Michelle Perry asks: How do your students react to the type of grading/commentary you provide on their papers? (please provide specific examples if possible)
We spend some time talking, my comp students and I, usually near the end of the semester, about how they have learned what they have learned. I see four main ports around Paragraph City where the learning disembarks, and students usually favor one of these.
- The model essays we read and the class discussions around them.
- The textbook instruction and the accompanying class discussions.
- The essays they write the comments on the essays, and their revisions.
- Peer group reviews of drafts & essays.
Students occasionally choose the model essays as the most instructive piece of the class, and the textbook instruction, of which there’s admittedly little, is never their choice. Maybe a fifth of the time, in classes where the student small groups really click and the chemistry is right, students choose the peer group reviews as most instructive. And of course sometimes the class is split in all directions, but more often than not the students point to the writing and re-writing and the instruction in between as the place where the most learning happens.
Of course, maybe they are just telling me what I want to hear, for they certainly know, sometimes before I do. Still, their response is one reason why I put such effort into the comments on the papers. In those comments I am trying to:
- Estimate what they were trying to say, what the best thought at the core of the paper was.
- Identify where they succeeded.
- Guess at where they can change, point to prior lessons and prior papers and parallels in the model essays, and like that.
But Michelle also asks how students react to my comments. It’s difficult to capture the spectrum of responses, from the infra-red (take everything that isn’t praise to my squirming place of pain and sorrow) to the ultra-violet (comments, there were comments?).
I think most students who give a piece of writing a serious shot have an emotional investment in their work that makes the comments hard to read. I don’t mean emotionally strenuous; I mean that in terms of reading ability, their investment degrades their capacity to make sense of language. It’s the same thing that happens when a stressed student reads instructions on an exam and misses the underlined and capitalized instructions to respond to just three of the following five items, and writes five essays in fifty minutes.
Reading ability drops as stress increases.In the classroom I try to counter this: sometimes with free writing on my comments or an exercise with our tutorial center where students explain my comments to a tutor and they build a plan for proofing the next paper. I’ve also had students build error logs and weakness logs gleaned from the feedback (of all sorts) they get on their papers. The free writing seems to work the best.
--
### [Exercise objective]
Answer from the text on grading commentary:
(a) Which source of learning do students never pick as the most instructive?
(b) Roughly how often do students choose peer group reviews as most instructive?
(c) Which classroom approach to the comments does the writer say seems to work best?
The records after this point are separate material, unrelated to the text on grading commentary.
--
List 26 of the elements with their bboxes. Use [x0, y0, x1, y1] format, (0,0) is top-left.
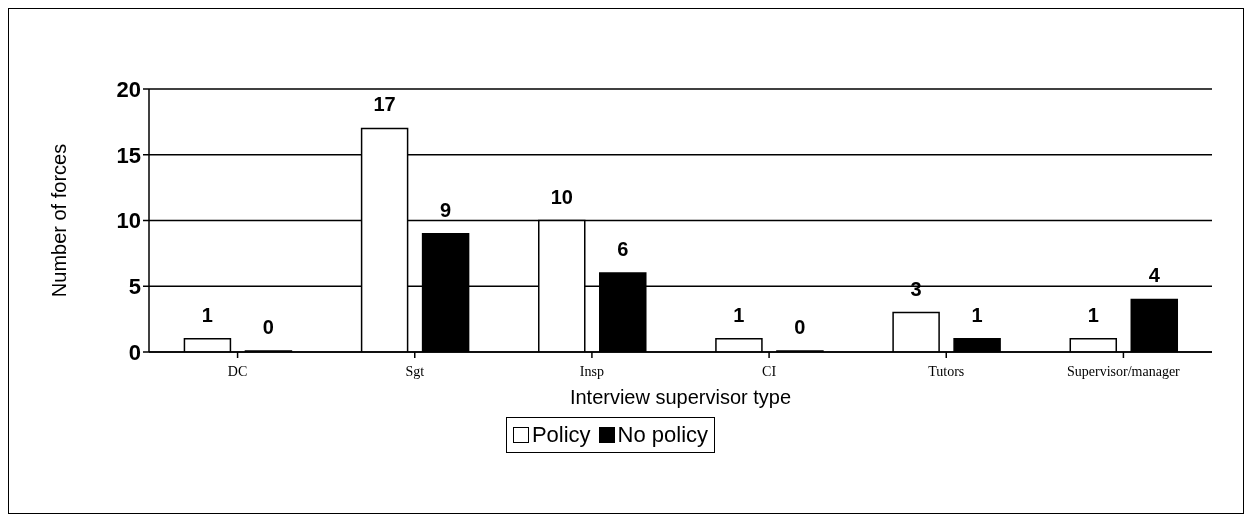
- y-tick-label: 5: [128, 274, 141, 300]
- data-label: 1: [733, 303, 745, 326]
- x-tick-label: Insp: [579, 363, 604, 379]
- legend-label: Policy: [531, 422, 591, 448]
- data-label: 10: [550, 185, 573, 208]
- x-tick-label: Tutors: [928, 363, 965, 379]
- data-label: 4: [1148, 264, 1161, 287]
- y-tick-label: 20: [116, 76, 141, 102]
- data-label: 9: [440, 198, 452, 221]
- y-tick-label: 0: [128, 339, 141, 365]
- data-label: 0: [262, 316, 274, 338]
- data-label: 1: [971, 303, 983, 326]
- x-axis-title: Interview supervisor type: [569, 386, 792, 408]
- y-tick-label: 10: [116, 208, 141, 234]
- y-tick-label: 15: [116, 142, 141, 168]
- data-label: 1: [201, 303, 213, 326]
- legend-label: No policy: [617, 422, 709, 448]
- data-label: 1: [1087, 303, 1099, 326]
- x-tick-label: Supervisor/manager: [1067, 363, 1181, 379]
- data-label: 6: [617, 238, 629, 261]
- data-label: 17: [373, 93, 396, 116]
- x-tick-label: DC: [227, 363, 248, 379]
- y-axis-title: Number of forces: [48, 143, 71, 298]
- x-tick-label: CI: [762, 363, 777, 379]
- data-label: 0: [794, 316, 806, 338]
- x-tick-label: Sgt: [405, 363, 425, 379]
--
### [Correct answer]
(a) The textbook instruction.
(b) Maybe a fifth of the time, in classes where the small groups really click and the chemistry is right.
(c) Free writing on the comments.